#### [Problem]
Omit all pictures, then retype the data exactly as given.

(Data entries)
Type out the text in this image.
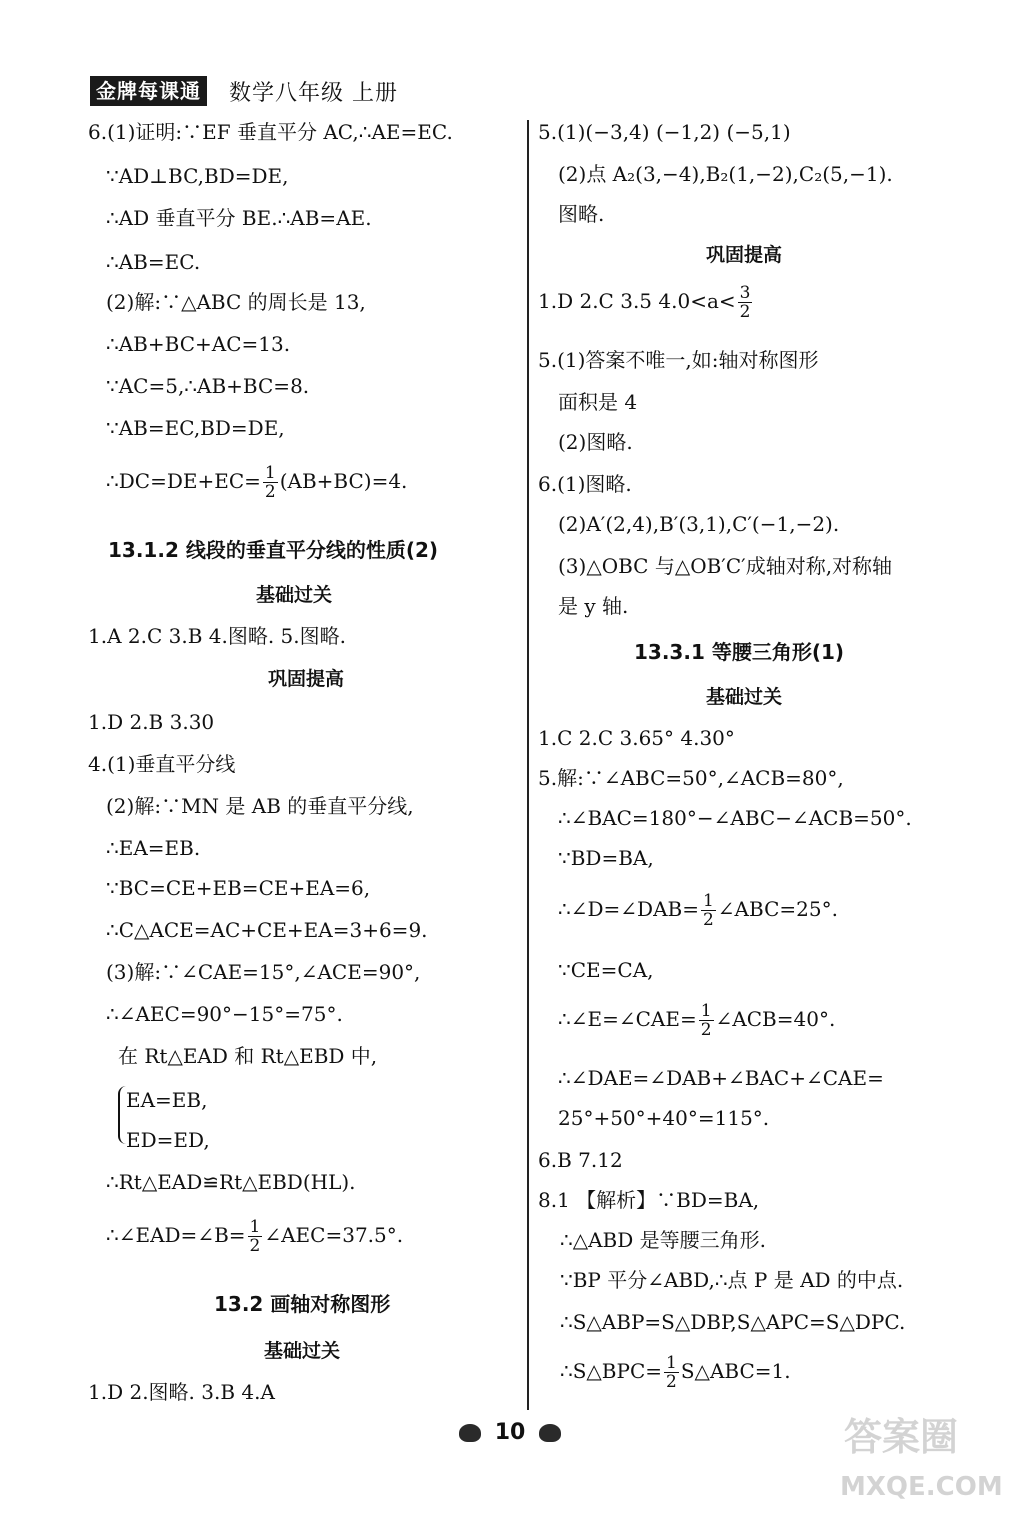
金牌每课通 数学八年级 上册
6.(1)证明:∵EF 垂直平分 AC,∴AE=EC.
∵AD⊥BC,BD=DE,
∴AD 垂直平分 BE.∴AB=AE.
∴AB=EC.
(2)解:∵△ABC 的周长是 13,
∴AB+BC+AC=13.
∵AC=5,∴AB+BC=8.
∵AB=EC,BD=DE,
∴DC=DE+EC= $\frac{1}{2} (AB+BC)=4$.
13.1.2 线段的垂直平分线的性质(2)
基础过关
1.A 2.C 3.B 4.图略. 5.图略.
巩固提高
1.D 2.B 3.30
4.(1)垂直平分线
(2)解:∵MN 是 AB 的垂直平分线,
∴EA=EB.
∵BC=CE+EB=CE+EA=6,
∴C△ACE=AC+CE+EA=3+6=9.
(3)解:∵∠CAE=15°,∠ACE=90°,
∴∠AEC=90°−15°=75°.
在 Rt△EAD 和 Rt△EBD 中,
EA=EB,
ED=ED,
∴Rt△EAD≌Rt△EBD(HL).
∴∠EAD=∠B= $\frac{1}{2}$ ∠AEC=37.5°.
13.2 画轴对称图形
基础过关
1.D 2.图略. 3.B 4.A
5.(1)(−3,4) (−1,2) (−5,1)
(2)点 A₂(3,−4),B₂(1,−2),C₂(5,−1).
图略.
巩固提高
1.D 2.C 3.5 $4.0<a< \frac{3}{2}$
5.(1)答案不唯一,如:轴对称图形
面积是 4
(2)图略.
6.(1)图略.
(2)A′(2,4),B′(3,1),C′(−1,−2).
(3)△OBC 与△OB′C′成轴对称,对称轴
是 y 轴.
13.3.1 等腰三角形(1)
基础过关
1.C 2.C 3.65° 4.30°
5.解:∵∠ABC=50°,∠ACB=80°,
∴∠BAC=180°−∠ABC−∠ACB=50°.
∵BD=BA,
∴∠D=∠DAB= $\frac{1}{2}$ ∠ABC=25°.
∵CE=CA,
∴∠E=∠CAE= $\frac{1}{2}$ ∠ACB=40°.
∴∠DAE=∠DAB+∠BAC+∠CAE=
25°+50°+40°=115°.
6.B 7.12
8.1 【解析】∵BD=BA,
∴△ABD 是等腰三角形.
∵BP 平分∠ABD,∴点 P 是 AD 的中点.
∴S△ABP=S△DBP,S△APC=S△DPC.
∴S△BPC= $\frac{1}{2}$ S△ABC=1.
10	答案圈
MXQE.COM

#### [Task result]
Type out the text in this image.
金牌每课通 数学八年级 上册
6.(1)证明:∵EF 垂直平分 AC,∴AE=EC.
∵AD⊥BC,BD=DE,
∴AD 垂直平分 BE.∴AB=AE.
∴AB=EC.
(2)解:∵△ABC 的周长是 13,
∴AB+BC+AC=13.
∵AC=5,∴AB+BC=8.
∵AB=EC,BD=DE,
∴DC=DE+EC= $\frac{1}{2} (AB+BC)=4$.
13.1.2 线段的垂直平分线的性质(2)
基础过关
1.A 2.C 3.B 4.图略. 5.图略.
巩固提高
1.D 2.B 3.30
4.(1)垂直平分线
(2)解:∵MN 是 AB 的垂直平分线,
∴EA=EB.
∵BC=CE+EB=CE+EA=6,
∴C△ACE=AC+CE+EA=3+6=9.
(3)解:∵∠CAE=15°,∠ACE=90°,
∴∠AEC=90°−15°=75°.
在 Rt△EAD 和 Rt△EBD 中,
EA=EB,
ED=ED,
∴Rt△EAD≌Rt△EBD(HL).
∴∠EAD=∠B= $\frac{1}{2}$ ∠AEC=37.5°.
13.2 画轴对称图形
基础过关
1.D 2.图略. 3.B 4.A
5.(1)(−3,4) (−1,2) (−5,1)
(2)点 A₂(3,−4),B₂(1,−2),C₂(5,−1).
图略.
巩固提高
1.D 2.C 3.5 $4.0<a< \frac{3}{2}$
5.(1)答案不唯一,如:轴对称图形
面积是 4
(2)图略.
6.(1)图略.
(2)A′(2,4),B′(3,1),C′(−1,−2).
(3)△OBC 与△OB′C′成轴对称,对称轴
是 y 轴.
13.3.1 等腰三角形(1)
基础过关
1.C 2.C 3.65° 4.30°
5.解:∵∠ABC=50°,∠ACB=80°,
∴∠BAC=180°−∠ABC−∠ACB=50°.
∵BD=BA,
∴∠D=∠DAB= $\frac{1}{2}$ ∠ABC=25°.
∵CE=CA,
∴∠E=∠CAE= $\frac{1}{2}$ ∠ACB=40°.
∴∠DAE=∠DAB+∠BAC+∠CAE=
25°+50°+40°=115°.
6.B 7.12
8.1 【解析】∵BD=BA,
∴△ABD 是等腰三角形.
∵BP 平分∠ABD,∴点 P 是 AD 的中点.
∴S△ABP=S△DBP,S△APC=S△DPC.
∴S△BPC= $\frac{1}{2}$ S△ABC=1.
10	答案圈
MXQE.COM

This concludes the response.